# [Aim]
Copy out the data below verbatim, from its first line through the line containing "Point <box>98 747 121 762</box>", with both ends included.

[Spatial annotation data]
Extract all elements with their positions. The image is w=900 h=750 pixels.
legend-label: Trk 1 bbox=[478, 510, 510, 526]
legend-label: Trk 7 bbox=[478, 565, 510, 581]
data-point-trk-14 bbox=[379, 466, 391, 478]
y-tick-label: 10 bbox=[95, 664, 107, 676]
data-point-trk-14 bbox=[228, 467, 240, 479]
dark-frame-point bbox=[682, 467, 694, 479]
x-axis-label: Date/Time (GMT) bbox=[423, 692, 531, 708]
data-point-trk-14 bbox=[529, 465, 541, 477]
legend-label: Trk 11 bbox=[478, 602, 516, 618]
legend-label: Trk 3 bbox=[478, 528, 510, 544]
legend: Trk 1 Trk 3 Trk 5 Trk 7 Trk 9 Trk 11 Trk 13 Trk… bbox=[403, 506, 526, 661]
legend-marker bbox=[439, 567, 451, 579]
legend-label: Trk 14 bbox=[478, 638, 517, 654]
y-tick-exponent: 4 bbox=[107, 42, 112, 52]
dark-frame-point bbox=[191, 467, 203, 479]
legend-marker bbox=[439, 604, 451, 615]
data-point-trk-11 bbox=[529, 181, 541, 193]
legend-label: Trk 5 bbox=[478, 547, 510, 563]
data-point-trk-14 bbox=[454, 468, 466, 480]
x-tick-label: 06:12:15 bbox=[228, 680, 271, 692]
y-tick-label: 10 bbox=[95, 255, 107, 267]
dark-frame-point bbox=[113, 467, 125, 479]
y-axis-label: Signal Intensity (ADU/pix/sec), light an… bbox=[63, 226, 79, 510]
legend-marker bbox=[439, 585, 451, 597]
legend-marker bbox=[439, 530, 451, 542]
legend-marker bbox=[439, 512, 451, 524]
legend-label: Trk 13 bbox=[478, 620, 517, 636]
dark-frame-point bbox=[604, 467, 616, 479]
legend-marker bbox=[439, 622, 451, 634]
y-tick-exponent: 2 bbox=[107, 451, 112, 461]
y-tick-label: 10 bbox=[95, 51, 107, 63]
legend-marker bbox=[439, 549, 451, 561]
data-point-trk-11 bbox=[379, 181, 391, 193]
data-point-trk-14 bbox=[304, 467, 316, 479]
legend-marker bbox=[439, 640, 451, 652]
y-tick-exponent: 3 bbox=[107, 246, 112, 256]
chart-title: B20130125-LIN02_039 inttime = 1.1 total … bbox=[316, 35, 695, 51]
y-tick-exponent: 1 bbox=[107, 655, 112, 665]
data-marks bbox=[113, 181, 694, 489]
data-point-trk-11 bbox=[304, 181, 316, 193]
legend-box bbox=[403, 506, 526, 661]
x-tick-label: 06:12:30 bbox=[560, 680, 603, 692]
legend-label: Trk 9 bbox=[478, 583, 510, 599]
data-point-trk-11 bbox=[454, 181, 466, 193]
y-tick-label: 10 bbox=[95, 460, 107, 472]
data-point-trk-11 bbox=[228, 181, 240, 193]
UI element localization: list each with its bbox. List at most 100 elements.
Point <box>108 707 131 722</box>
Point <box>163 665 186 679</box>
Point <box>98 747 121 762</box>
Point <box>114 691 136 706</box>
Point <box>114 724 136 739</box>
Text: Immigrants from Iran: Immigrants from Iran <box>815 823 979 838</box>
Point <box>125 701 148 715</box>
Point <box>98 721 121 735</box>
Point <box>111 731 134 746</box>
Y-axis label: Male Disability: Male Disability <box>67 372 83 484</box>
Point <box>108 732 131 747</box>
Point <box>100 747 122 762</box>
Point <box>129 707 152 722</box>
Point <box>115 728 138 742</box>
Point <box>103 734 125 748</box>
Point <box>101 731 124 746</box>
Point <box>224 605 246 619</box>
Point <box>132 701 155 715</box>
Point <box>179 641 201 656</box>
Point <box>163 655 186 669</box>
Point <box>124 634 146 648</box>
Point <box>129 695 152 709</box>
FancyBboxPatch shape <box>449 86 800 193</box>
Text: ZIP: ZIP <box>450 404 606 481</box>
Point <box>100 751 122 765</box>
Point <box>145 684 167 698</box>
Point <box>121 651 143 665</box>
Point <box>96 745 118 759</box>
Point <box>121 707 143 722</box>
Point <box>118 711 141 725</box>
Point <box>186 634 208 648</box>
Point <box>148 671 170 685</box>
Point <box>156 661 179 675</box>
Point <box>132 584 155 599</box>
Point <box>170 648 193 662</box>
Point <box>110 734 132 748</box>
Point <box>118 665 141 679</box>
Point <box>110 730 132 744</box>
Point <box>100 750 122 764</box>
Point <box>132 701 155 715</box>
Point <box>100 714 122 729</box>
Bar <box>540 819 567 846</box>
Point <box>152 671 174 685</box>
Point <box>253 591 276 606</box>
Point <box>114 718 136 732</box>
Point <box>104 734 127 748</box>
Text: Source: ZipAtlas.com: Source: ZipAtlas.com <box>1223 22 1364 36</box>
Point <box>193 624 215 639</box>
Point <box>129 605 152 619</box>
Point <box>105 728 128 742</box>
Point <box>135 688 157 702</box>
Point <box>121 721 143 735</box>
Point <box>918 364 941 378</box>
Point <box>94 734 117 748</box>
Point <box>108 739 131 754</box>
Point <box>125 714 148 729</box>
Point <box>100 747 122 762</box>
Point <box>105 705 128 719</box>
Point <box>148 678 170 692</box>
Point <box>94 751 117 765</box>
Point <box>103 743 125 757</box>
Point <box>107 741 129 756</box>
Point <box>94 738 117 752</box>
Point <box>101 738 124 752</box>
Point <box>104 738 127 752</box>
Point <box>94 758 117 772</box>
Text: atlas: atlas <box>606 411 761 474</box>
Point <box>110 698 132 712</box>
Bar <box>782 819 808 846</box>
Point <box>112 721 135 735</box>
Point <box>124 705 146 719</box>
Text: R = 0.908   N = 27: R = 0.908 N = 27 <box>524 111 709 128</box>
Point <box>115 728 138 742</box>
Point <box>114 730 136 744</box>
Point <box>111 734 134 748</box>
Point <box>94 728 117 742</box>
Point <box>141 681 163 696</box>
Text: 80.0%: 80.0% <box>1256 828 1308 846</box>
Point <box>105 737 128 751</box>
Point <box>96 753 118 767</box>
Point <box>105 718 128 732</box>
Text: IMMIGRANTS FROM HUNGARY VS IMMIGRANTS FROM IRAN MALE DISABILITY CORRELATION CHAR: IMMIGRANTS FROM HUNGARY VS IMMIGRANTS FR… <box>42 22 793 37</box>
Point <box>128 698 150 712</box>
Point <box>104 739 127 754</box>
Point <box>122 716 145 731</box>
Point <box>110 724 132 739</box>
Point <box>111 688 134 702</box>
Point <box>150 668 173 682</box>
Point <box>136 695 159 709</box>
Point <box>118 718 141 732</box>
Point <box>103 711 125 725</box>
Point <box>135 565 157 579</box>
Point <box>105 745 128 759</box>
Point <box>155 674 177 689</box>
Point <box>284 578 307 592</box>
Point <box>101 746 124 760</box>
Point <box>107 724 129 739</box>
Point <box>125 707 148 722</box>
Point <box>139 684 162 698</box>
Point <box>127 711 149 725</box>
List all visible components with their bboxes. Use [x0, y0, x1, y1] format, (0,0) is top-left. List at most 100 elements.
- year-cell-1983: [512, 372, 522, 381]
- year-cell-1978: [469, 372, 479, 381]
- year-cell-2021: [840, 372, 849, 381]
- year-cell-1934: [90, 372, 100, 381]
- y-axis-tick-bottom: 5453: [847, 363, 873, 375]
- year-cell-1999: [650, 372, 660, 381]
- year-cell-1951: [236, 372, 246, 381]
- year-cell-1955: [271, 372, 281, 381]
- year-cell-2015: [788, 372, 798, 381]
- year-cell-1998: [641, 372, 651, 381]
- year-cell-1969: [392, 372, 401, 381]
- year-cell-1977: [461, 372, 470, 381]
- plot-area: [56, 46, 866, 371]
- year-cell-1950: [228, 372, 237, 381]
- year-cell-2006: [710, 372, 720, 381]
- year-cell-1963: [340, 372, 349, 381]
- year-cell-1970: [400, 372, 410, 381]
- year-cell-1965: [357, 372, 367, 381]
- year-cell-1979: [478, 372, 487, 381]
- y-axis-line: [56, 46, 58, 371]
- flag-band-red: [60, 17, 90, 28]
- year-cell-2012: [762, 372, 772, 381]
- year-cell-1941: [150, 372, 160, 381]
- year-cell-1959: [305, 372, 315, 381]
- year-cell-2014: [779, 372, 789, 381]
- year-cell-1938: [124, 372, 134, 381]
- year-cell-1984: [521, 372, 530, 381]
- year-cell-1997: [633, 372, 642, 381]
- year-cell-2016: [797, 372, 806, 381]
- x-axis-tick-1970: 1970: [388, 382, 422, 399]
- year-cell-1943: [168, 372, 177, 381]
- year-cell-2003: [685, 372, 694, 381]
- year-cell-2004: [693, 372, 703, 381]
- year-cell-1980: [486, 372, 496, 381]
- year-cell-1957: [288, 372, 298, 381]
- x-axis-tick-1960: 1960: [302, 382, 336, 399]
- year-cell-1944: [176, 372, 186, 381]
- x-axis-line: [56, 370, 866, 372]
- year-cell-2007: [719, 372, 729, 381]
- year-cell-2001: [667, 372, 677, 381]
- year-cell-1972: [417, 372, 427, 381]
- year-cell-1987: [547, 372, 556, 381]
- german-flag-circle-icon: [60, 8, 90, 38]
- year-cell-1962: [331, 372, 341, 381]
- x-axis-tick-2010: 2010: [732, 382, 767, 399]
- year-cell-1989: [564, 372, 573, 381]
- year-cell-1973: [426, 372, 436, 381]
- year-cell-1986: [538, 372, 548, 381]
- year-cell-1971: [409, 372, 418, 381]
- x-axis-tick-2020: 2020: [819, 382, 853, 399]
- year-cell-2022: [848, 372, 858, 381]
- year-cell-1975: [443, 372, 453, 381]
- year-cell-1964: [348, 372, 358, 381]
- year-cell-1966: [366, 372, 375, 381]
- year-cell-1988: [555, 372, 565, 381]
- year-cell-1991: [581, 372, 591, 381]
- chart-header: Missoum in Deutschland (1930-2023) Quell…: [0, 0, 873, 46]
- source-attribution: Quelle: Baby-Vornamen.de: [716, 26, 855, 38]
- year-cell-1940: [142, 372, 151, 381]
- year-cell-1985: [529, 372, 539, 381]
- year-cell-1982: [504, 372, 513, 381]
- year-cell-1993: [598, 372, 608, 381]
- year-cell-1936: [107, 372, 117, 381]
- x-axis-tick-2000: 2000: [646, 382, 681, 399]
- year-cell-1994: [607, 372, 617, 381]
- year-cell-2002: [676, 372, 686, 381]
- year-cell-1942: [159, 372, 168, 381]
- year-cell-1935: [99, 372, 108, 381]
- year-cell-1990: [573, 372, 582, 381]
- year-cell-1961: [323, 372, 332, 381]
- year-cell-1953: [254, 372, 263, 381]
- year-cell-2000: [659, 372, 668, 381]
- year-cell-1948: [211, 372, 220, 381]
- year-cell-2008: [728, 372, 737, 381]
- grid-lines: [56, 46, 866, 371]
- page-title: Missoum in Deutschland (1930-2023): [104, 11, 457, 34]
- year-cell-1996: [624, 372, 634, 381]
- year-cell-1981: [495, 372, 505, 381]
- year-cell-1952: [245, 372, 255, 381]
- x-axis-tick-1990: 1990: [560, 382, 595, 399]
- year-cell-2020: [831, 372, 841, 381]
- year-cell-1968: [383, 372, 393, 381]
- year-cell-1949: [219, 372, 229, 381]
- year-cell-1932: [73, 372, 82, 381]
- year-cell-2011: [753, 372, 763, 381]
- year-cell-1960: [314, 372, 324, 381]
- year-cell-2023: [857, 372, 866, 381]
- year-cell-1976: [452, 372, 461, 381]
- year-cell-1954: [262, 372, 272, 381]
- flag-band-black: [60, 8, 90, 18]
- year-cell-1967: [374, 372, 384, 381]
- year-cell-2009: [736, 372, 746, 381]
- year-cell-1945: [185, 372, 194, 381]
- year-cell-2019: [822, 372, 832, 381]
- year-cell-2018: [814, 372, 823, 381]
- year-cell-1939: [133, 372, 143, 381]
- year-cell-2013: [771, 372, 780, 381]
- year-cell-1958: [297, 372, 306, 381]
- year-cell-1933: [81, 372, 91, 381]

# [Solution for this problem]
Extract all elements with their positions. The image is w=900 h=750 pixels.
legend-label: Trk 1 bbox=[478, 510, 510, 526]
legend-label: Trk 7 bbox=[478, 565, 510, 581]
data-point-trk-14 bbox=[379, 466, 391, 478]
y-tick-label: 10 bbox=[95, 664, 107, 676]
data-point-trk-14 bbox=[228, 467, 240, 479]
dark-frame-point bbox=[682, 467, 694, 479]
x-axis-label: Date/Time (GMT) bbox=[423, 692, 531, 708]
data-point-trk-14 bbox=[529, 465, 541, 477]
legend-label: Trk 11 bbox=[478, 602, 516, 618]
legend-label: Trk 3 bbox=[478, 528, 510, 544]
legend: Trk 1 Trk 3 Trk 5 Trk 7 Trk 9 Trk 11 Trk 13 Trk… bbox=[403, 506, 526, 661]
legend-marker bbox=[439, 567, 451, 579]
legend-label: Trk 14 bbox=[478, 638, 517, 654]
y-tick-exponent: 4 bbox=[107, 42, 112, 52]
dark-frame-point bbox=[191, 467, 203, 479]
legend-marker bbox=[439, 604, 451, 615]
data-point-trk-11 bbox=[529, 181, 541, 193]
legend-label: Trk 5 bbox=[478, 547, 510, 563]
data-point-trk-14 bbox=[454, 468, 466, 480]
x-tick-label: 06:12:15 bbox=[228, 680, 271, 692]
y-tick-label: 10 bbox=[95, 255, 107, 267]
dark-frame-point bbox=[113, 467, 125, 479]
y-axis-label: Signal Intensity (ADU/pix/sec), light an… bbox=[63, 226, 79, 510]
legend-marker bbox=[439, 585, 451, 597]
legend-marker bbox=[439, 530, 451, 542]
legend-marker bbox=[439, 512, 451, 524]
legend-label: Trk 13 bbox=[478, 620, 517, 636]
dark-frame-point bbox=[604, 467, 616, 479]
legend-marker bbox=[439, 622, 451, 634]
y-tick-exponent: 2 bbox=[107, 451, 112, 461]
y-tick-label: 10 bbox=[95, 51, 107, 63]
legend-marker bbox=[439, 549, 451, 561]
data-point-trk-11 bbox=[379, 181, 391, 193]
data-point-trk-14 bbox=[304, 467, 316, 479]
legend-marker bbox=[439, 640, 451, 652]
y-tick-exponent: 3 bbox=[107, 246, 112, 256]
chart-title: B20130125-LIN02_039 inttime = 1.1 total … bbox=[316, 35, 695, 51]
y-tick-exponent: 1 bbox=[107, 655, 112, 665]
data-marks bbox=[113, 181, 694, 489]
data-point-trk-11 bbox=[304, 181, 316, 193]
legend-box bbox=[403, 506, 526, 661]
x-tick-label: 06:12:30 bbox=[560, 680, 603, 692]
legend-label: Trk 9 bbox=[478, 583, 510, 599]
data-point-trk-11 bbox=[454, 181, 466, 193]
y-tick-label: 10 bbox=[95, 460, 107, 472]
data-point-trk-11 bbox=[228, 181, 240, 193]
UI element localization: list each with its bbox. List at most 100 elements.
Point <box>108 707 131 722</box>
Point <box>163 665 186 679</box>
Point <box>98 747 121 762</box>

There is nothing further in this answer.